**Goal of the exercise:** Every line below should be copied exactly; drop the pictures.
# Exercise inputs start
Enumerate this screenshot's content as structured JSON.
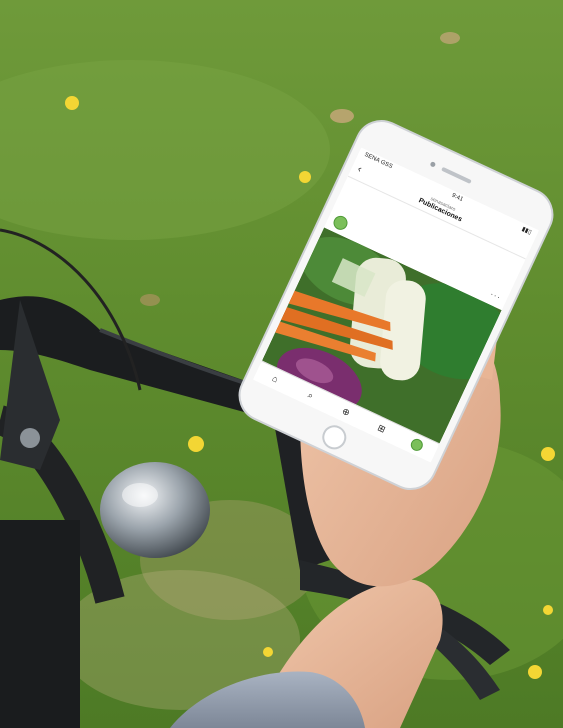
{
  "status_bar": {
    "carrier": "SENA GSS",
    "time": "9:41"
  },
  "header": {
    "account": "senasaclaro",
    "title": "Publicaciones"
  },
  "post": {
    "caption": "",
    "author_name": "",
    "author_subtitle": "",
    "overlay_text": ""
  },
  "tabbar": {
    "home_icon": "home-icon",
    "search_icon": "search-icon",
    "add_icon": "add-post-icon",
    "shop_icon": "shop-icon",
    "profile_icon": "profile-avatar"
  }
}
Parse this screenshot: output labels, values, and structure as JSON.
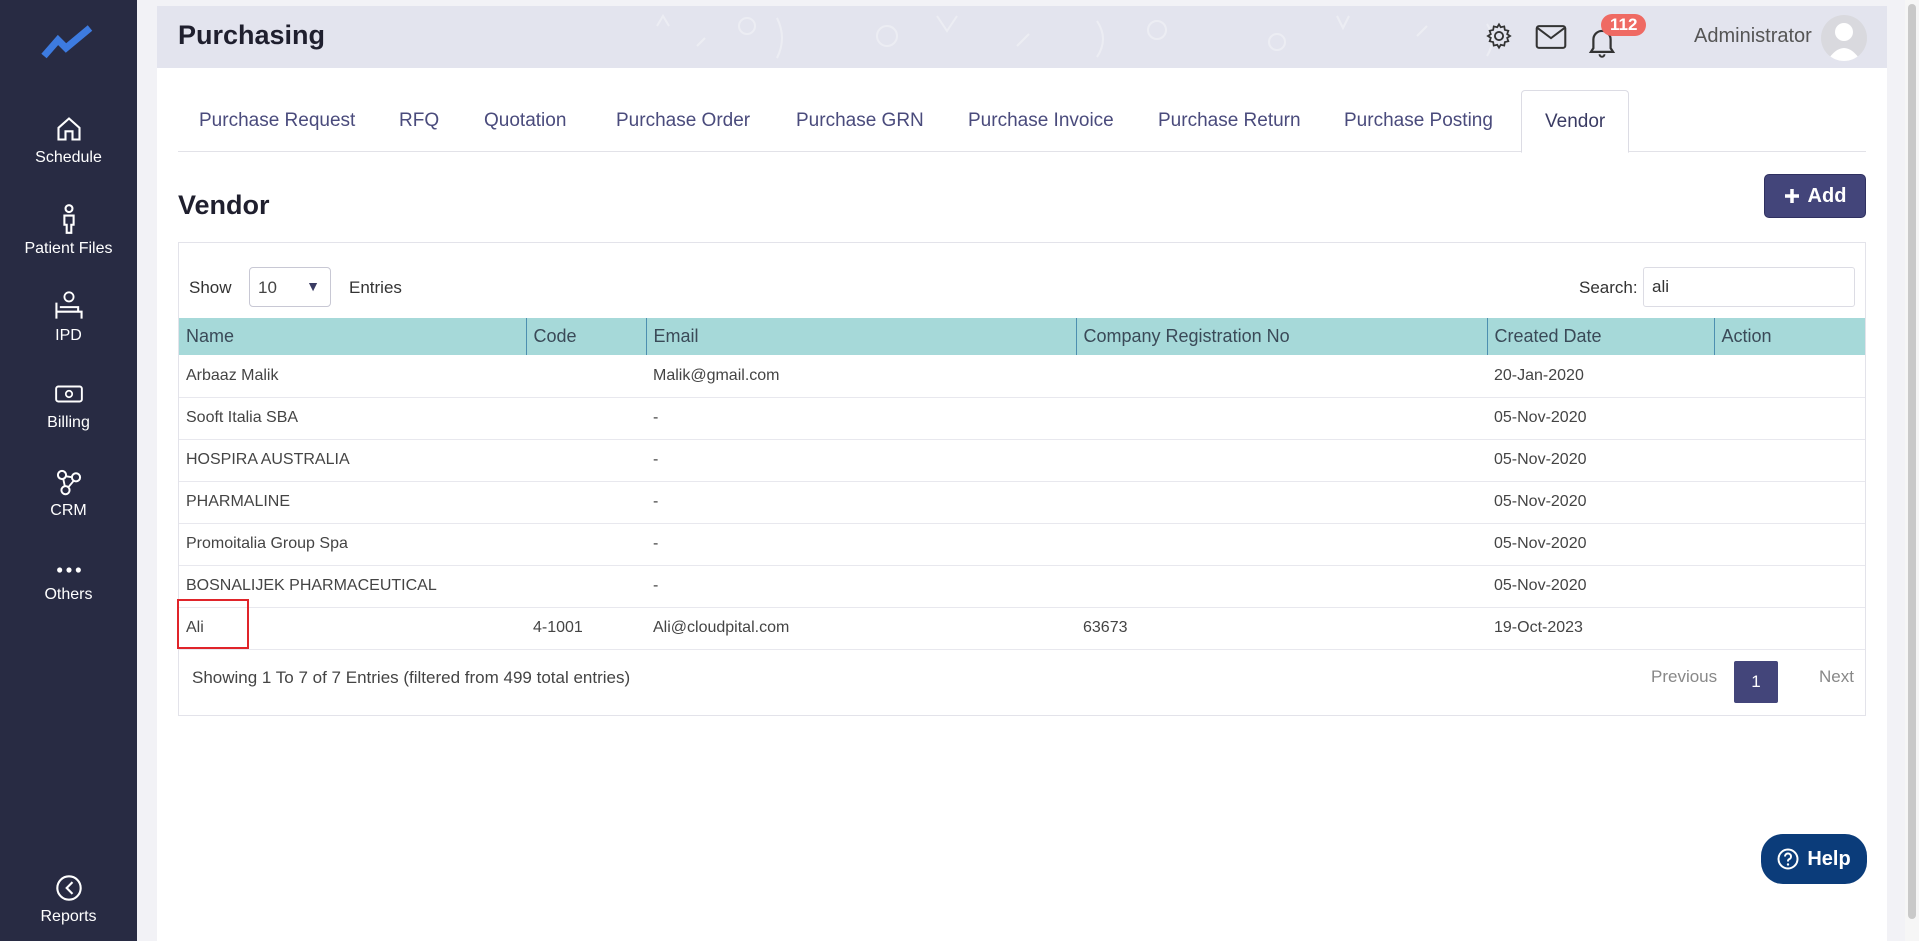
# Exercise inputs end
**Answer to this problem:**
Enumerate this screenshot's content as structured JSON.
{
  "status_bar": {
    "carrier": "SENA GSS",
    "time": "9:41"
  },
  "header": {
    "account": "senasaclaro",
    "title": "Publicaciones"
  },
  "post": {
    "caption": "",
    "author_name": "",
    "author_subtitle": "",
    "overlay_text": ""
  },
  "tabbar": {
    "home_icon": "home-icon",
    "search_icon": "search-icon",
    "add_icon": "add-post-icon",
    "shop_icon": "shop-icon",
    "profile_icon": "profile-avatar"
  }
}
Parse this screenshot: output labels, values, and structure as JSON.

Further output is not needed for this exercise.